* _Extracted data_:
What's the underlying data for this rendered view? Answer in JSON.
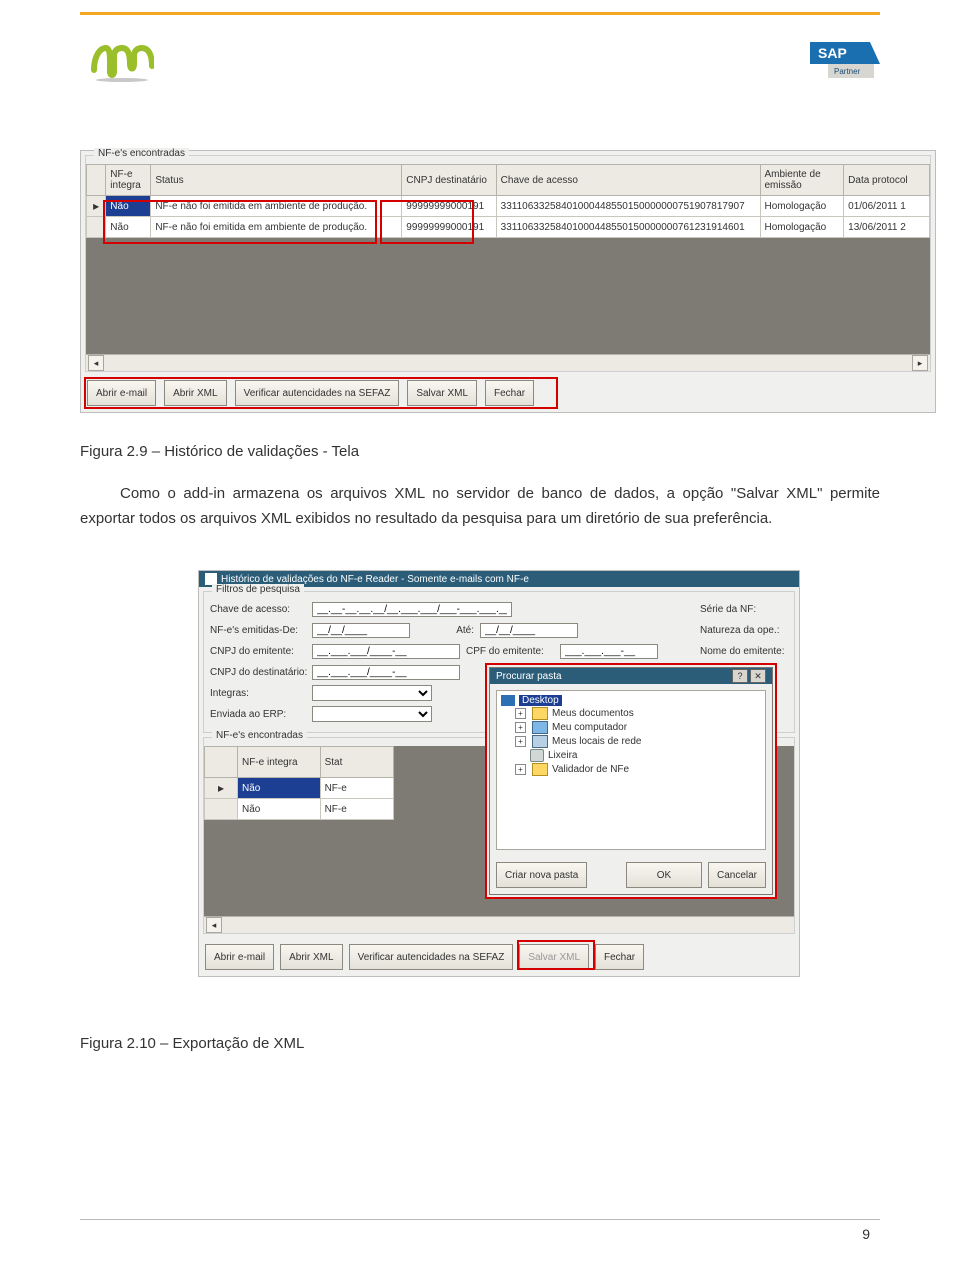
{
  "figure1": {
    "group_label": "NF-e's encontradas",
    "headers": {
      "integra": "NF-e integra",
      "status": "Status",
      "cnpj": "CNPJ destinatário",
      "chave": "Chave de acesso",
      "ambiente": "Ambiente de emissão",
      "data": "Data protocol"
    },
    "rows": [
      {
        "integra": "Não",
        "status": "NF-e não foi emitida em ambiente de produção.",
        "cnpj": "99999999000191",
        "chave": "33110633258401000448550150000000751907817907",
        "ambiente": "Homologação",
        "data": "01/06/2011 1"
      },
      {
        "integra": "Não",
        "status": "NF-e não foi emitida em ambiente de produção.",
        "cnpj": "99999999000191",
        "chave": "33110633258401000448550150000000761231914601",
        "ambiente": "Homologação",
        "data": "13/06/2011 2"
      }
    ],
    "buttons": {
      "abrir_email": "Abrir e-mail",
      "abrir_xml": "Abrir XML",
      "verificar": "Verificar autencidades na SEFAZ",
      "salvar_xml": "Salvar XML",
      "fechar": "Fechar"
    },
    "caption": "Figura 2.9 – Histórico de validações - Tela"
  },
  "paragraph": "Como o add-in armazena os arquivos XML no servidor de banco de dados, a opção \"Salvar XML\" permite exportar todos os arquivos XML exibidos no resultado da pesquisa para um diretório de sua preferência.",
  "figure2": {
    "window_title": "Histórico de validações do NF-e Reader - Somente e-mails com NF-e",
    "filters_label": "Filtros de pesquisa",
    "labels": {
      "chave": "Chave de acesso:",
      "emitidas": "NF-e's emitidas-De:",
      "ate": "Até:",
      "cnpj_emit": "CNPJ do emitente:",
      "cpf_emit": "CPF do emitente:",
      "cnpj_dest": "CNPJ do destinatário:",
      "integras": "Integras:",
      "enviada_erp": "Enviada ao ERP:",
      "serie": "Série da NF:",
      "natureza": "Natureza da ope.:",
      "nome": "Nome do emitente:"
    },
    "masks": {
      "chave": "__.__-__.__.__/__.___.___/___-___.___.___-__",
      "date": "__/__/____",
      "cnpj": "__.___.___/____-__",
      "cpf": "___.___.___-__"
    },
    "dialog": {
      "title": "Procurar pasta",
      "tree": {
        "desktop": "Desktop",
        "docs": "Meus documentos",
        "pc": "Meu computador",
        "net": "Meus locais de rede",
        "trash": "Lixeira",
        "validador": "Validador de NFe"
      },
      "buttons": {
        "new": "Criar nova pasta",
        "ok": "OK",
        "cancel": "Cancelar"
      }
    },
    "group_label": "NF-e's encontradas",
    "grid2_headers": {
      "integra": "NF-e integra",
      "stat": "Stat"
    },
    "grid2_rows": [
      {
        "integra": "Não",
        "stat": "NF-e"
      },
      {
        "integra": "Não",
        "stat": "NF-e"
      }
    ],
    "buttons": {
      "abrir_email": "Abrir e-mail",
      "abrir_xml": "Abrir XML",
      "verificar": "Verificar autencidades na SEFAZ",
      "salvar_xml": "Salvar XML",
      "fechar": "Fechar"
    },
    "caption": "Figura 2.10 – Exportação de XML"
  },
  "page_number": "9"
}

* _Exercise brief_: Out of the preceding entries, pull every line containing the string "caption".

* _Reply_:
    "caption": "Figura 2.9 – Histórico de validações - Tela"
    "caption": "Figura 2.10 – Exportação de XML"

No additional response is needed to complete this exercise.